**SUPPLIED MATERIAL**
****
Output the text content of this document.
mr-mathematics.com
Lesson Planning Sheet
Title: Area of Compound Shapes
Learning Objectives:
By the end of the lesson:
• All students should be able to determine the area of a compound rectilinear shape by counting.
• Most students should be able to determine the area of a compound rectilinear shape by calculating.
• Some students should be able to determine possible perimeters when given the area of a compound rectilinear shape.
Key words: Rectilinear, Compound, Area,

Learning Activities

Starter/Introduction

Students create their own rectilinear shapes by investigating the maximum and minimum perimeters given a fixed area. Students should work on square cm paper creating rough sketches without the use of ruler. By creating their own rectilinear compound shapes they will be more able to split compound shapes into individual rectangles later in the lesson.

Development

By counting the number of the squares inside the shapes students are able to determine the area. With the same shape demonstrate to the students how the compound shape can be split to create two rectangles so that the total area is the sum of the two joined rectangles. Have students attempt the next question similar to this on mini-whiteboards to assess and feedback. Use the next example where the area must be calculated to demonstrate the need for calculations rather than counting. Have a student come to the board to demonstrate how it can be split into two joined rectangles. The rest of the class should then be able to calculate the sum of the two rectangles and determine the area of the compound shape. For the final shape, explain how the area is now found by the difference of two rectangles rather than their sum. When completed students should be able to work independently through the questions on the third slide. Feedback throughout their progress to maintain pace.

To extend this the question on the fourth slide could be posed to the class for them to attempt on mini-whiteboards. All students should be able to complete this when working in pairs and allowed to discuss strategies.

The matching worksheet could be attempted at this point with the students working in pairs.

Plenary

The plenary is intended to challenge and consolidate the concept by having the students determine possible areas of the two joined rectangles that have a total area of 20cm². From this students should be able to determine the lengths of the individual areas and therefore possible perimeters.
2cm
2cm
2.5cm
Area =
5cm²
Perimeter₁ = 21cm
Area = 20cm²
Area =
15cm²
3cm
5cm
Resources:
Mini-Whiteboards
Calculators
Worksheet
****
Return the entries above exactly, each one complete.

**WRITTEN ANSWER**
Output the text content of this document.
mr-mathematics.com
Lesson Planning Sheet
Title: Area of Compound Shapes
Learning Objectives:
By the end of the lesson:
• All students should be able to determine the area of a compound rectilinear shape by counting.
• Most students should be able to determine the area of a compound rectilinear shape by calculating.
• Some students should be able to determine possible perimeters when given the area of a compound rectilinear shape.
Key words: Rectilinear, Compound, Area,

Learning Activities

Starter/Introduction

Students create their own rectilinear shapes by investigating the maximum and minimum perimeters given a fixed area. Students should work on square cm paper creating rough sketches without the use of ruler. By creating their own rectilinear compound shapes they will be more able to split compound shapes into individual rectangles later in the lesson.

Development

By counting the number of the squares inside the shapes students are able to determine the area. With the same shape demonstrate to the students how the compound shape can be split to create two rectangles so that the total area is the sum of the two joined rectangles. Have students attempt the next question similar to this on mini-whiteboards to assess and feedback. Use the next example where the area must be calculated to demonstrate the need for calculations rather than counting. Have a student come to the board to demonstrate how it can be split into two joined rectangles. The rest of the class should then be able to calculate the sum of the two rectangles and determine the area of the compound shape. For the final shape, explain how the area is now found by the difference of two rectangles rather than their sum. When completed students should be able to work independently through the questions on the third slide. Feedback throughout their progress to maintain pace.

To extend this the question on the fourth slide could be posed to the class for them to attempt on mini-whiteboards. All students should be able to complete this when working in pairs and allowed to discuss strategies.

The matching worksheet could be attempted at this point with the students working in pairs.

Plenary

The plenary is intended to challenge and consolidate the concept by having the students determine possible areas of the two joined rectangles that have a total area of 20cm². From this students should be able to determine the lengths of the individual areas and therefore possible perimeters.
2cm
2cm
2.5cm
Area =
5cm²
Perimeter₁ = 21cm
Area = 20cm²
Area =
15cm²
3cm
5cm
Resources:
Mini-Whiteboards
Calculators
Worksheet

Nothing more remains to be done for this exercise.